• Exercise instructions:
Reproduce every entry below precisely; do not include the pictures.

• Records provided:

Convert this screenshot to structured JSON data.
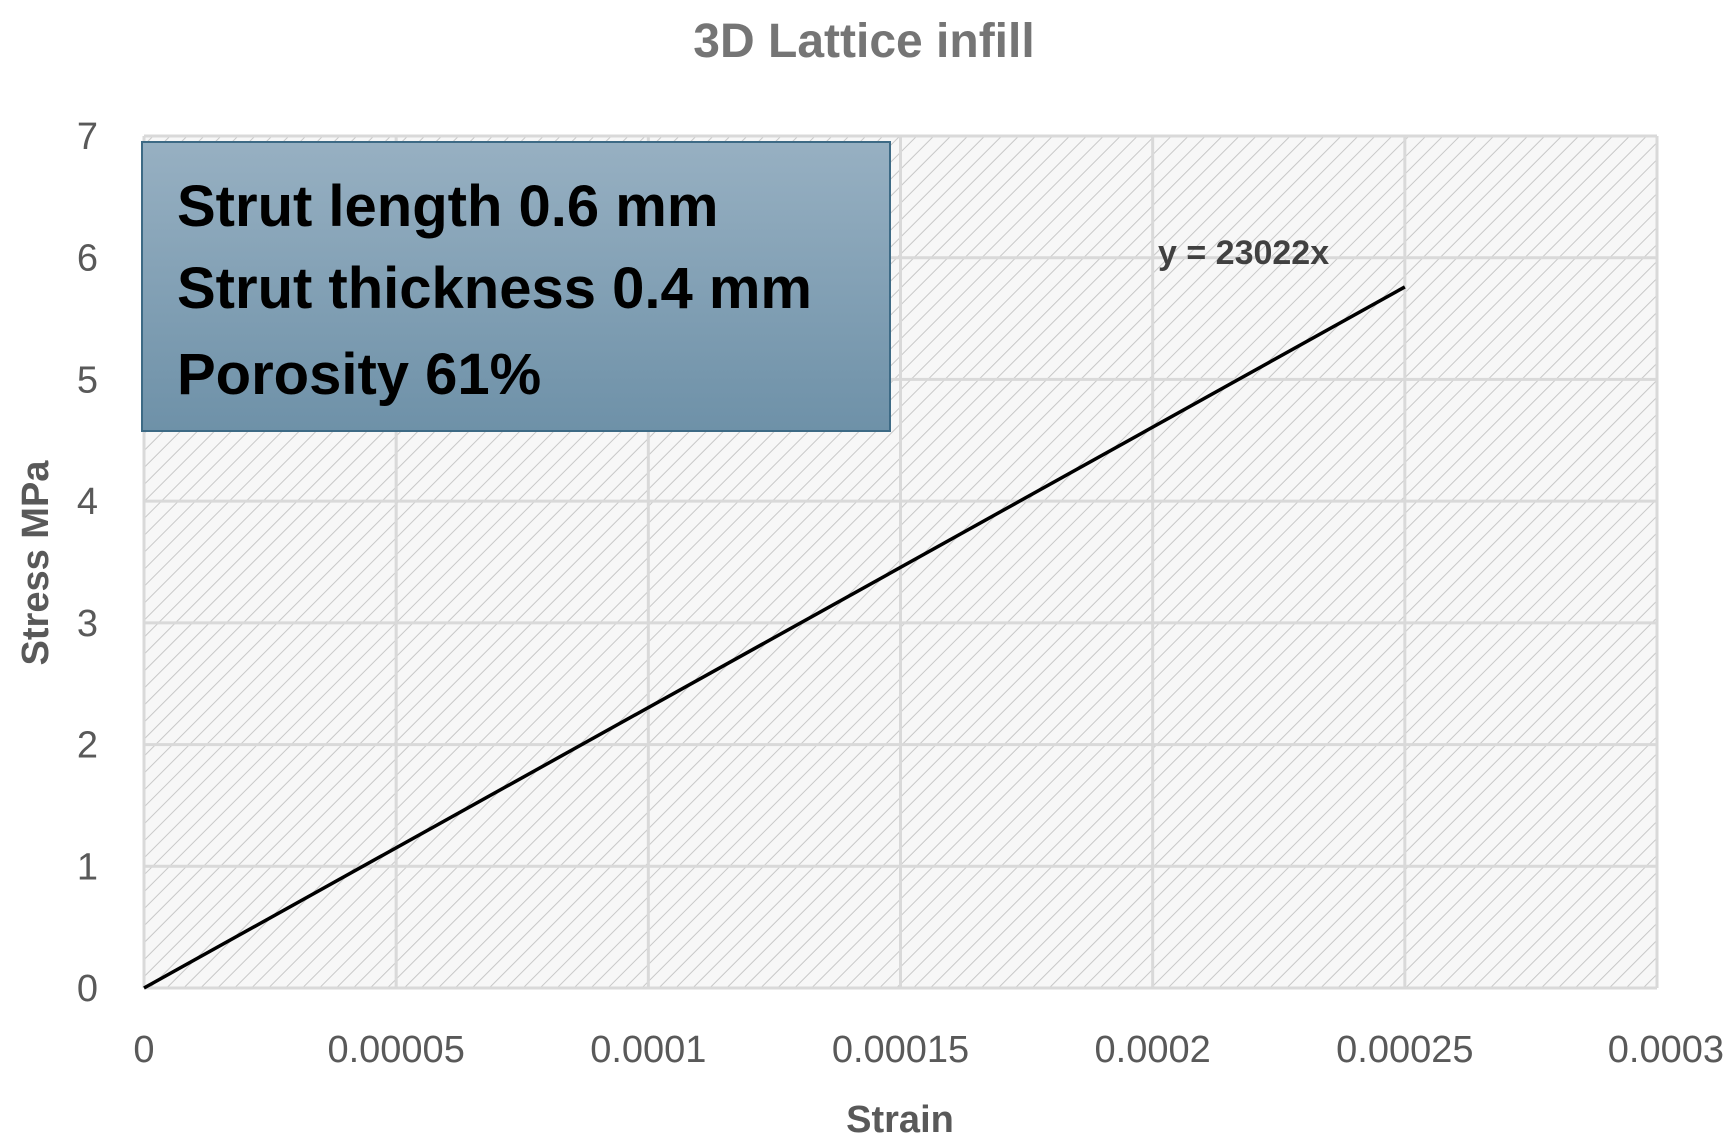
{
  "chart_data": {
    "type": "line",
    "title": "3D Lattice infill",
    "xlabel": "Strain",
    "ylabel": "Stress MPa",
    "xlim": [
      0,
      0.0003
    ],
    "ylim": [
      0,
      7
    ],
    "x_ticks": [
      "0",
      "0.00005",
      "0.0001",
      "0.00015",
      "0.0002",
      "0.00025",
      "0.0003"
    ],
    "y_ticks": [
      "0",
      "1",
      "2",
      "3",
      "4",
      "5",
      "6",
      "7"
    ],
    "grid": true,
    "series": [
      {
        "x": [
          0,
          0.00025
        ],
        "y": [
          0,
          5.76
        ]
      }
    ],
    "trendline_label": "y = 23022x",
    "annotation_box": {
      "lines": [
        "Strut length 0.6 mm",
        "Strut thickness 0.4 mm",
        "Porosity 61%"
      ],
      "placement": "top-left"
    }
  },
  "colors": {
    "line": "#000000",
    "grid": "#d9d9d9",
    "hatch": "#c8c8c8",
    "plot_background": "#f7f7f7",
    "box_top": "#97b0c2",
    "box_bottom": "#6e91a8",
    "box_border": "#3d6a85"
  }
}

• Complete response:
Convert this screenshot to structured JSON data.
{
  "chart_data": {
    "type": "line",
    "title": "3D Lattice infill",
    "xlabel": "Strain",
    "ylabel": "Stress MPa",
    "xlim": [
      0,
      0.0003
    ],
    "ylim": [
      0,
      7
    ],
    "x_ticks": [
      "0",
      "0.00005",
      "0.0001",
      "0.00015",
      "0.0002",
      "0.00025",
      "0.0003"
    ],
    "y_ticks": [
      "0",
      "1",
      "2",
      "3",
      "4",
      "5",
      "6",
      "7"
    ],
    "grid": true,
    "series": [
      {
        "x": [
          0,
          0.00025
        ],
        "y": [
          0,
          5.76
        ]
      }
    ],
    "trendline_label": "y = 23022x",
    "annotation_box": {
      "lines": [
        "Strut length 0.6 mm",
        "Strut thickness 0.4 mm",
        "Porosity 61%"
      ],
      "placement": "top-left"
    }
  },
  "colors": {
    "line": "#000000",
    "grid": "#d9d9d9",
    "hatch": "#c8c8c8",
    "plot_background": "#f7f7f7",
    "box_top": "#97b0c2",
    "box_bottom": "#6e91a8",
    "box_border": "#3d6a85"
  }
}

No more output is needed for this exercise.